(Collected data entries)
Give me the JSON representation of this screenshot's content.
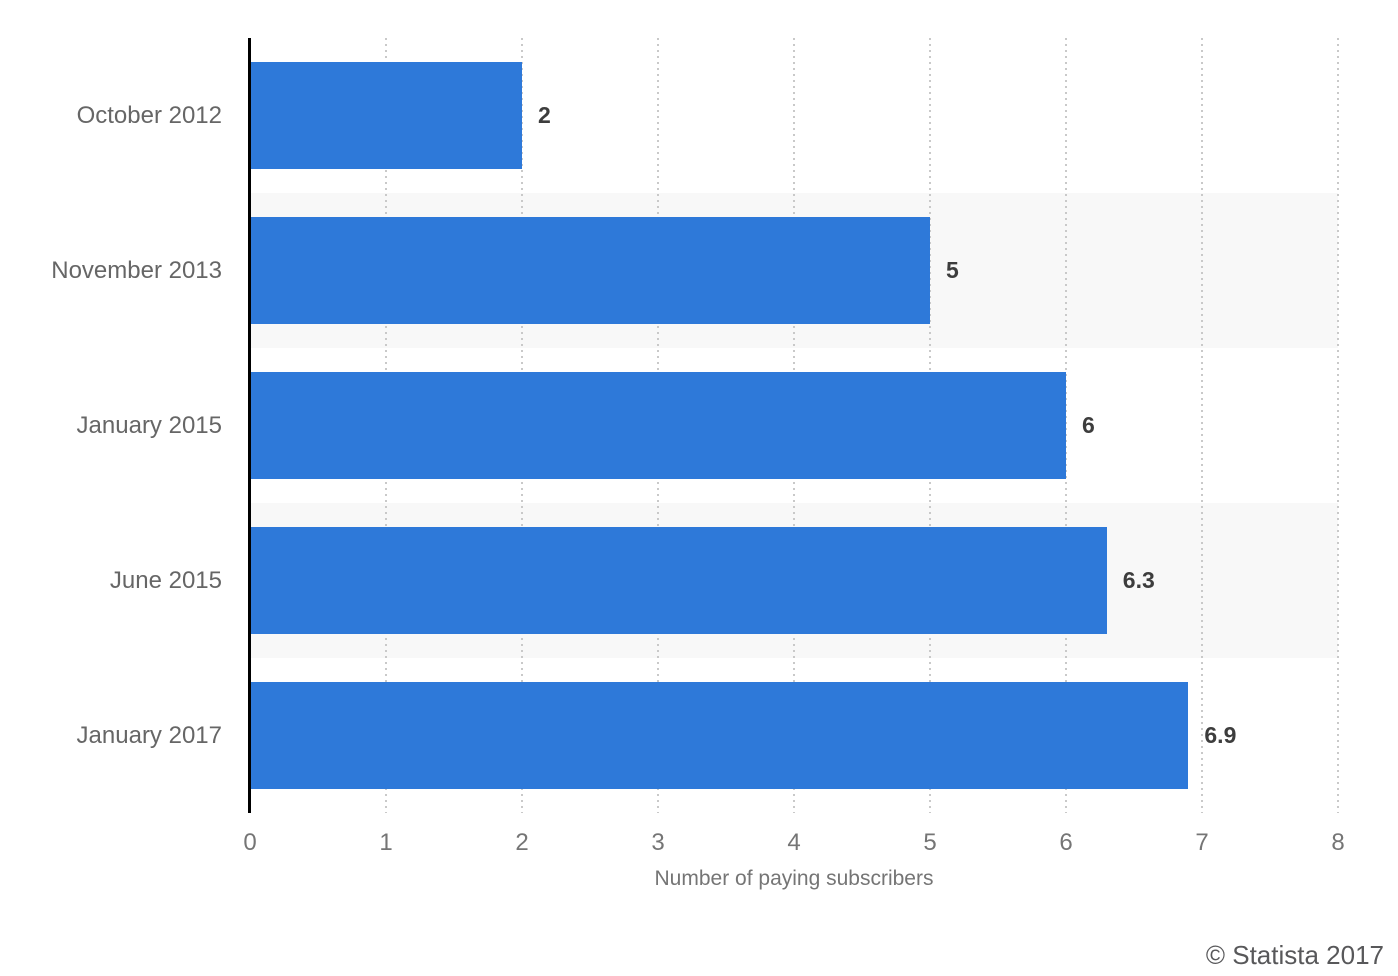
{
  "chart_data": {
    "type": "bar",
    "orientation": "horizontal",
    "categories": [
      "October 2012",
      "November 2013",
      "January 2015",
      "June 2015",
      "January 2017"
    ],
    "values": [
      2,
      5,
      6,
      6.3,
      6.9
    ],
    "value_labels": [
      "2",
      "5",
      "6",
      "6.3",
      "6.9"
    ],
    "title": "",
    "xlabel": "Number of paying subscribers",
    "ylabel": "",
    "xlim": [
      0,
      8
    ],
    "x_ticks": [
      0,
      1,
      2,
      3,
      4,
      5,
      6,
      7,
      8
    ],
    "grid": "vertical-dotted-gridlines",
    "legend": "none",
    "bar_color": "#2e79d9",
    "row_stripe_colors": [
      "#ffffff",
      "#f8f8f8",
      "#ffffff",
      "#f8f8f8",
      "#ffffff"
    ],
    "gridline_color": "#c9c9c9",
    "axis_line_color": "#000000",
    "category_label_color": "#666666",
    "tick_label_color": "#757575",
    "value_label_color": "#3d3d3d"
  },
  "footer": {
    "copyright": "© Statista 2017"
  }
}
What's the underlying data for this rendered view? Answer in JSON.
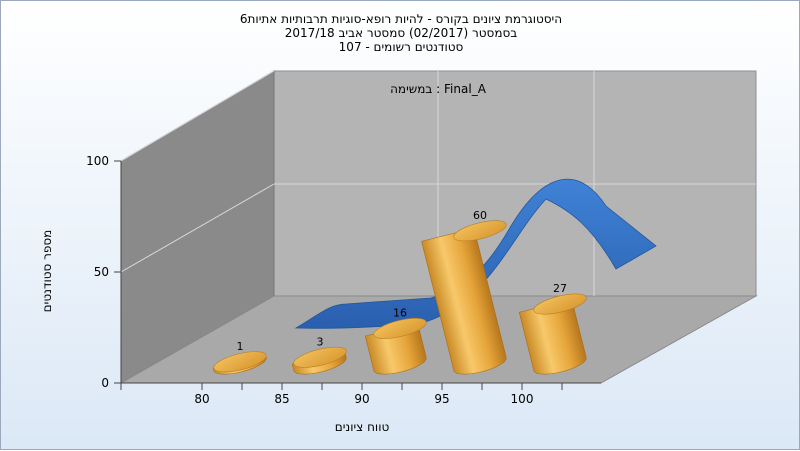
{
  "chart_data": {
    "type": "bar",
    "title_lines": [
      "היסטוגרמת ציונים בקורס - להיות רופא-סוגיות תרבותיות אתיות6",
      "בסמסטר  (02/2017)  סמסטר אביב 2017/18",
      "סטודנטים רשומים - 107"
    ],
    "legend_label": "במשימה : Final_A",
    "xlabel": "טווח ציונים",
    "ylabel": "מספר סטודנטים",
    "x_ticks": [
      "80",
      "85",
      "90",
      "95",
      "100"
    ],
    "y_ticks": [
      "0",
      "50",
      "100"
    ],
    "ylim": [
      0,
      100
    ],
    "categories": [
      "80-85",
      "85-90",
      "90-95",
      "95-100",
      "100"
    ],
    "values": [
      1,
      3,
      16,
      60,
      27
    ],
    "data_labels": [
      "1",
      "3",
      "16",
      "60",
      "27"
    ],
    "curve": "normal-distribution",
    "colors": {
      "bar": "#e6a53a",
      "bar_dark": "#b7771c",
      "curve": "#2f6fc4",
      "back_wall": "#b4b4b4",
      "side_wall": "#8a8a8a",
      "floor": "#a9a9a9"
    }
  }
}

*Work required*. All preceding records should be duplicated verbatim, images excepted.

*Result*.
Give me the JSON representation of this screenshot's content.
{
  "chart_data": {
    "type": "bar",
    "orientation": "horizontal",
    "categories": [
      "October 2012",
      "November 2013",
      "January 2015",
      "June 2015",
      "January 2017"
    ],
    "values": [
      2,
      5,
      6,
      6.3,
      6.9
    ],
    "value_labels": [
      "2",
      "5",
      "6",
      "6.3",
      "6.9"
    ],
    "title": "",
    "xlabel": "Number of paying subscribers",
    "ylabel": "",
    "xlim": [
      0,
      8
    ],
    "x_ticks": [
      0,
      1,
      2,
      3,
      4,
      5,
      6,
      7,
      8
    ],
    "grid": "vertical-dotted-gridlines",
    "legend": "none",
    "bar_color": "#2e79d9",
    "row_stripe_colors": [
      "#ffffff",
      "#f8f8f8",
      "#ffffff",
      "#f8f8f8",
      "#ffffff"
    ],
    "gridline_color": "#c9c9c9",
    "axis_line_color": "#000000",
    "category_label_color": "#666666",
    "tick_label_color": "#757575",
    "value_label_color": "#3d3d3d"
  },
  "footer": {
    "copyright": "© Statista 2017"
  }
}
What's the underlying data for this rendered view? Answer in JSON.
{
  "chart_data": {
    "type": "bar",
    "title_lines": [
      "היסטוגרמת ציונים בקורס - להיות רופא-סוגיות תרבותיות אתיות6",
      "בסמסטר  (02/2017)  סמסטר אביב 2017/18",
      "סטודנטים רשומים - 107"
    ],
    "legend_label": "במשימה : Final_A",
    "xlabel": "טווח ציונים",
    "ylabel": "מספר סטודנטים",
    "x_ticks": [
      "80",
      "85",
      "90",
      "95",
      "100"
    ],
    "y_ticks": [
      "0",
      "50",
      "100"
    ],
    "ylim": [
      0,
      100
    ],
    "categories": [
      "80-85",
      "85-90",
      "90-95",
      "95-100",
      "100"
    ],
    "values": [
      1,
      3,
      16,
      60,
      27
    ],
    "data_labels": [
      "1",
      "3",
      "16",
      "60",
      "27"
    ],
    "curve": "normal-distribution",
    "colors": {
      "bar": "#e6a53a",
      "bar_dark": "#b7771c",
      "curve": "#2f6fc4",
      "back_wall": "#b4b4b4",
      "side_wall": "#8a8a8a",
      "floor": "#a9a9a9"
    }
  }
}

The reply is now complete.